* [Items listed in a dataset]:

┄┄┄┄┄┄

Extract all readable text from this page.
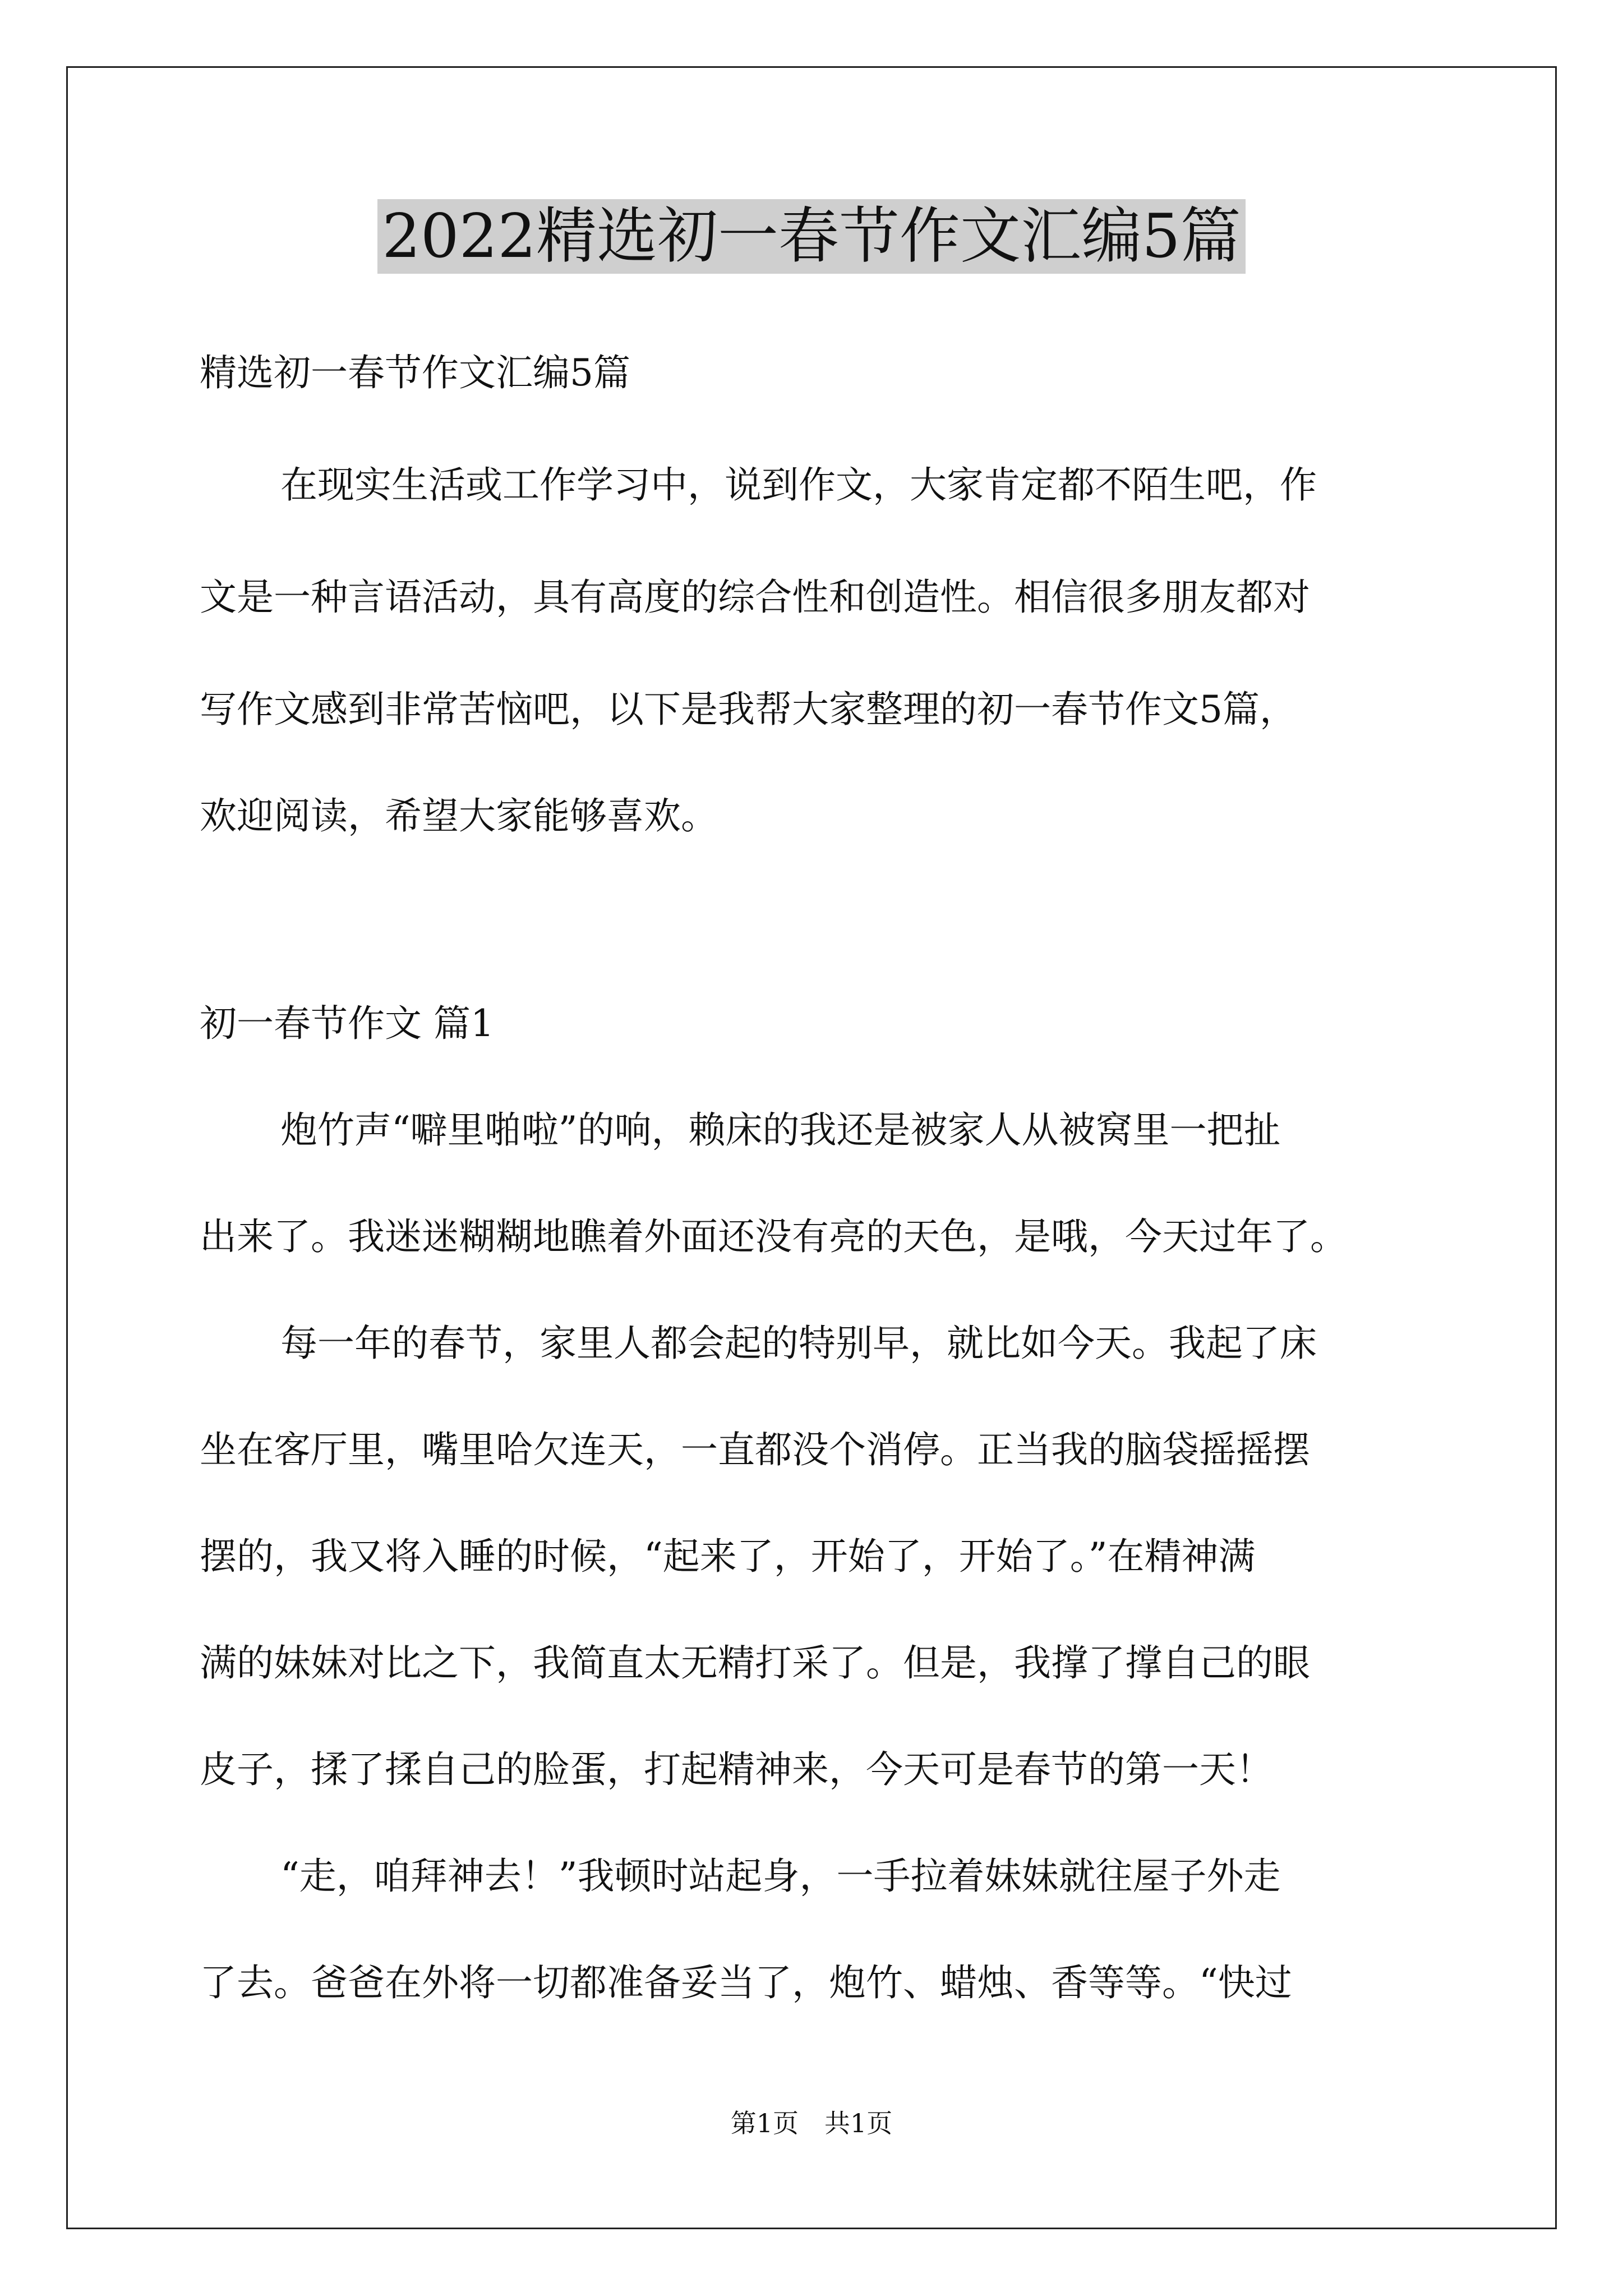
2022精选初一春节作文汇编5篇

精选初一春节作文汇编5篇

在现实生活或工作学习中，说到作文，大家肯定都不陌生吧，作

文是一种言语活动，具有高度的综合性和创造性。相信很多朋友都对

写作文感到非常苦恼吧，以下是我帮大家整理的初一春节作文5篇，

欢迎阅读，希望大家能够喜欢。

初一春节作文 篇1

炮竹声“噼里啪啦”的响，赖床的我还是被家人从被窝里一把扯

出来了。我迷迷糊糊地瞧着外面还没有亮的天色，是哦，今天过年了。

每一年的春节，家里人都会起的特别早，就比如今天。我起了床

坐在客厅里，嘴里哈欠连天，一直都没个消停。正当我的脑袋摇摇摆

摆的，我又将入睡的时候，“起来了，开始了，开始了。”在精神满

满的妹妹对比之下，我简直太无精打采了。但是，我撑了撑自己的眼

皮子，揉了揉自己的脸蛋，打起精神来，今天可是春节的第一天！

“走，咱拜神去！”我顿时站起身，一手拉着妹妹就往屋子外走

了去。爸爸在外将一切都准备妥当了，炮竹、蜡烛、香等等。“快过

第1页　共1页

┄┄┄┄┄┄

* [Directions for this task]: In your copy of the listing above, reproduce each line exactly and omit all pictures.

* [Result below]:
Extract all readable text from this page.
2022精选初一春节作文汇编5篇

精选初一春节作文汇编5篇

在现实生活或工作学习中，说到作文，大家肯定都不陌生吧，作

文是一种言语活动，具有高度的综合性和创造性。相信很多朋友都对

写作文感到非常苦恼吧，以下是我帮大家整理的初一春节作文5篇，

欢迎阅读，希望大家能够喜欢。

初一春节作文 篇1

炮竹声“噼里啪啦”的响，赖床的我还是被家人从被窝里一把扯

出来了。我迷迷糊糊地瞧着外面还没有亮的天色，是哦，今天过年了。

每一年的春节，家里人都会起的特别早，就比如今天。我起了床

坐在客厅里，嘴里哈欠连天，一直都没个消停。正当我的脑袋摇摇摆

摆的，我又将入睡的时候，“起来了，开始了，开始了。”在精神满

满的妹妹对比之下，我简直太无精打采了。但是，我撑了撑自己的眼

皮子，揉了揉自己的脸蛋，打起精神来，今天可是春节的第一天！

“走，咱拜神去！”我顿时站起身，一手拉着妹妹就往屋子外走

了去。爸爸在外将一切都准备妥当了，炮竹、蜡烛、香等等。“快过

第1页　共1页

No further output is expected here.